**Aim of the task**: Extract every line of the records below that contains the string "chart", matching case exactly.

**Material for this task**:
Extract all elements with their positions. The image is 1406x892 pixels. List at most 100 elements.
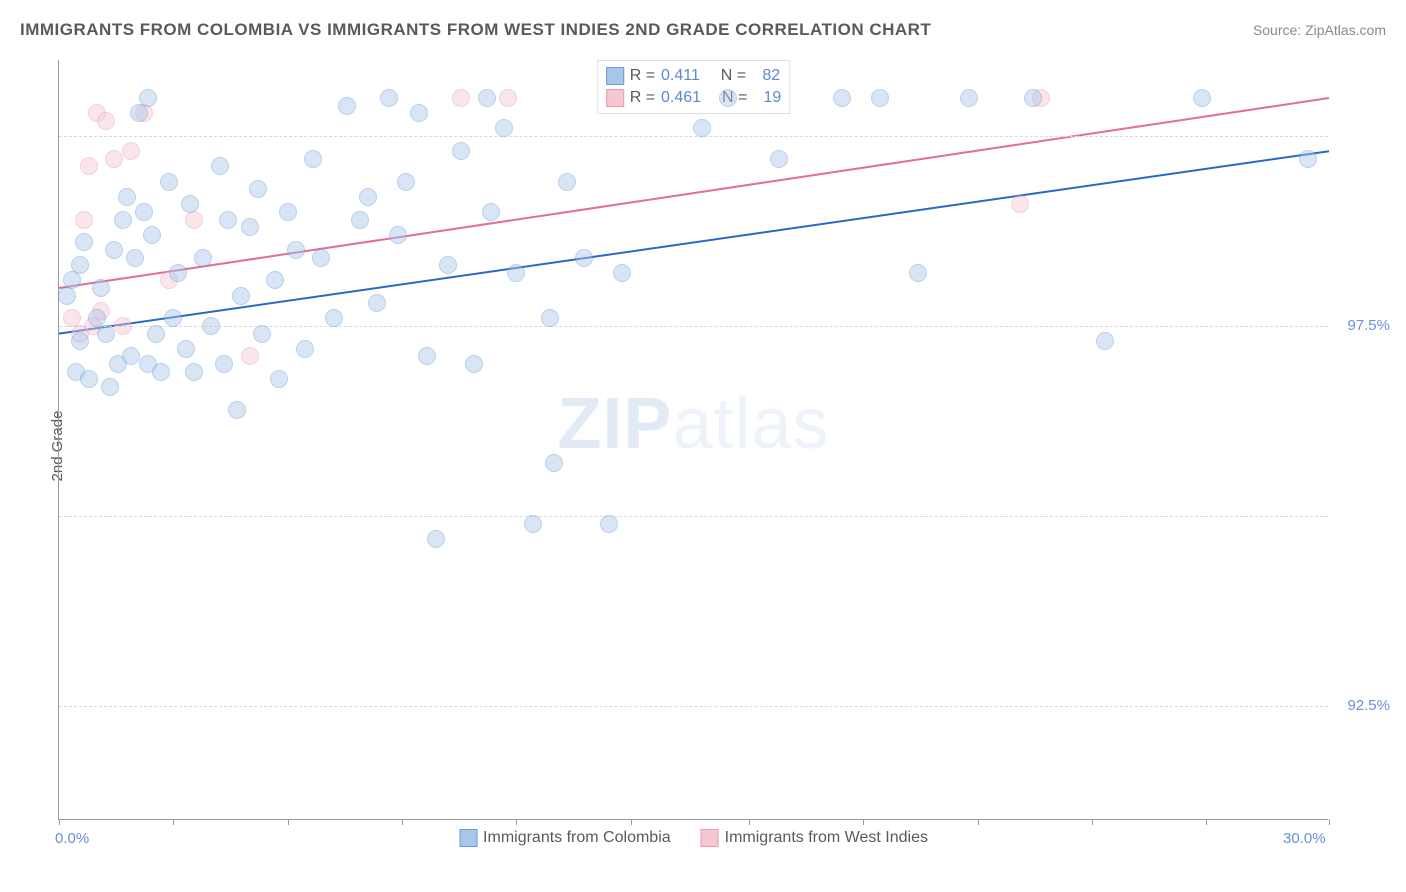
x-tick-label: 30.0%: [1283, 830, 1326, 847]
grid-line: [59, 326, 1328, 327]
chart-title: IMMIGRANTS FROM COLOMBIA VS IMMIGRANTS F…: [20, 20, 931, 40]
data-point: [71, 332, 89, 350]
data-point: [545, 454, 563, 472]
x-tick: [288, 819, 289, 825]
x-tick: [402, 819, 403, 825]
data-point: [452, 89, 470, 107]
data-point: [241, 218, 259, 236]
data-point: [495, 119, 513, 137]
data-point: [164, 309, 182, 327]
data-point: [215, 355, 233, 373]
series1-legend-swatch: [459, 829, 477, 847]
data-point: [418, 347, 436, 365]
data-point: [478, 89, 496, 107]
data-point: [575, 249, 593, 267]
x-tick: [749, 819, 750, 825]
y-tick-label: 92.5%: [1347, 697, 1390, 714]
data-point: [499, 89, 517, 107]
data-point: [139, 89, 157, 107]
data-point: [181, 195, 199, 213]
data-point: [960, 89, 978, 107]
data-point: [270, 370, 288, 388]
data-point: [105, 150, 123, 168]
data-point: [147, 325, 165, 343]
data-point: [194, 249, 212, 267]
data-point: [114, 211, 132, 229]
data-point: [380, 89, 398, 107]
data-point: [452, 142, 470, 160]
data-point: [266, 271, 284, 289]
data-point: [80, 370, 98, 388]
data-point: [249, 180, 267, 198]
data-point: [185, 363, 203, 381]
data-point: [304, 150, 322, 168]
series2-legend-swatch: [701, 829, 719, 847]
data-point: [101, 378, 119, 396]
data-point: [228, 401, 246, 419]
data-point: [312, 249, 330, 267]
x-tick: [863, 819, 864, 825]
data-point: [351, 211, 369, 229]
data-point: [368, 294, 386, 312]
data-point: [909, 264, 927, 282]
data-point: [1299, 150, 1317, 168]
data-point: [1096, 332, 1114, 350]
data-point: [770, 150, 788, 168]
data-point: [152, 363, 170, 381]
grid-line: [59, 516, 1328, 517]
x-tick-label: 0.0%: [55, 830, 89, 847]
data-point: [177, 340, 195, 358]
data-point: [114, 317, 132, 335]
data-point: [253, 325, 271, 343]
legend: Immigrants from Colombia Immigrants from…: [459, 829, 928, 847]
data-point: [524, 515, 542, 533]
chart-container: IMMIGRANTS FROM COLOMBIA VS IMMIGRANTS F…: [0, 0, 1406, 892]
data-point: [613, 264, 631, 282]
data-point: [410, 104, 428, 122]
data-point: [1024, 89, 1042, 107]
data-point: [160, 173, 178, 191]
plot-area: ZIPatlas R = 0.411 N = 82 R = 0.461 N = …: [58, 60, 1328, 820]
x-tick: [1206, 819, 1207, 825]
data-point: [296, 340, 314, 358]
data-point: [439, 256, 457, 274]
data-point: [97, 112, 115, 130]
legend-item-series2: Immigrants from West Indies: [701, 829, 928, 847]
x-tick: [173, 819, 174, 825]
data-point: [219, 211, 237, 229]
grid-line: [59, 136, 1328, 137]
data-point: [541, 309, 559, 327]
data-point: [211, 157, 229, 175]
data-point: [169, 264, 187, 282]
data-point: [871, 89, 889, 107]
data-point: [58, 287, 76, 305]
data-point: [325, 309, 343, 327]
data-point: [202, 317, 220, 335]
data-point: [427, 530, 445, 548]
x-tick: [978, 819, 979, 825]
data-point: [75, 211, 93, 229]
data-point: [482, 203, 500, 221]
data-point: [558, 173, 576, 191]
data-point: [359, 188, 377, 206]
x-tick: [516, 819, 517, 825]
x-tick: [1092, 819, 1093, 825]
data-point: [693, 119, 711, 137]
data-point: [118, 188, 136, 206]
data-point: [338, 97, 356, 115]
grid-line: [59, 706, 1328, 707]
x-tick: [631, 819, 632, 825]
data-point: [92, 279, 110, 297]
data-point: [465, 355, 483, 373]
data-point: [389, 226, 407, 244]
data-point: [600, 515, 618, 533]
data-point: [1011, 195, 1029, 213]
data-point: [279, 203, 297, 221]
data-point: [241, 347, 259, 365]
data-point: [105, 241, 123, 259]
data-point: [833, 89, 851, 107]
data-point: [232, 287, 250, 305]
data-point: [1193, 89, 1211, 107]
data-point: [75, 233, 93, 251]
y-tick-label: 97.5%: [1347, 317, 1390, 334]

**Response to this exercise**:
chart-title: IMMIGRANTS FROM COLOMBIA VS IMMIGRANTS F…: [20, 20, 931, 40]
chart-container: IMMIGRANTS FROM COLOMBIA VS IMMIGRANTS F…: [0, 0, 1406, 892]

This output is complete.